> TASK INSTRUCTIONS: Copy the entries below exactly. Images do not belong in the copy.

> LISTED RECORDS:
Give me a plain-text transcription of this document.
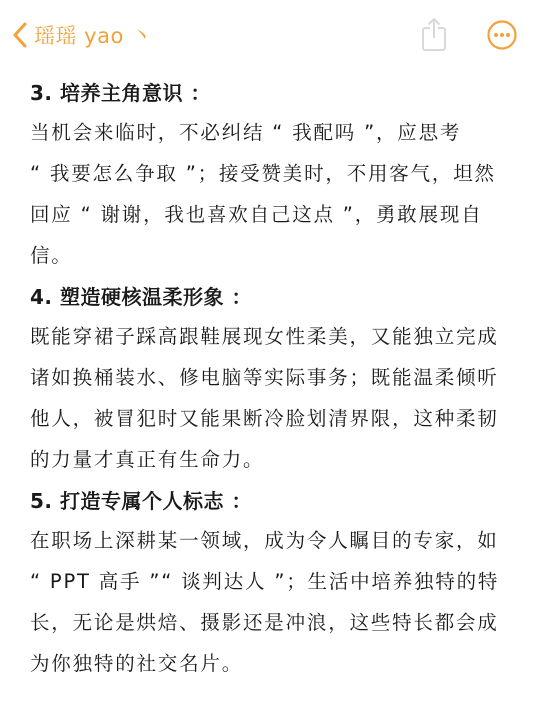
瑶瑶 yao 丶
3. 培养主角意识 ：
当机会来临时，不必纠结 “ 我配吗 ”，应思考
“ 我要怎么争取 ”；接受赞美时，不用客气，坦然
回应 “ 谢谢，我也喜欢自己这点 ”，勇敢展现自
信。
4. 塑造硬核温柔形象 ：
既能穿裙子踩高跟鞋展现女性柔美，又能独立完成
诸如换桶装水、修电脑等实际事务；既能温柔倾听
他人，被冒犯时又能果断冷脸划清界限，这种柔韧
的力量才真正有生命力。
5. 打造专属个人标志 ：
在职场上深耕某一领域，成为令人瞩目的专家，如
“ PPT 高手 ”“ 谈判达人 ”；生活中培养独特的特
长，无论是烘焙、摄影还是冲浪，这些特长都会成
为你独特的社交名片。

> ANSWER TO THIS TASK:
Give me a plain-text transcription of this document.
瑶瑶 yao 丶
3. 培养主角意识 ：
当机会来临时，不必纠结 “ 我配吗 ”，应思考
“ 我要怎么争取 ”；接受赞美时，不用客气，坦然
回应 “ 谢谢，我也喜欢自己这点 ”，勇敢展现自
信。
4. 塑造硬核温柔形象 ：
既能穿裙子踩高跟鞋展现女性柔美，又能独立完成
诸如换桶装水、修电脑等实际事务；既能温柔倾听
他人，被冒犯时又能果断冷脸划清界限，这种柔韧
的力量才真正有生命力。
5. 打造专属个人标志 ：
在职场上深耕某一领域，成为令人瞩目的专家，如
“ PPT 高手 ”“ 谈判达人 ”；生活中培养独特的特
长，无论是烘焙、摄影还是冲浪，这些特长都会成
为你独特的社交名片。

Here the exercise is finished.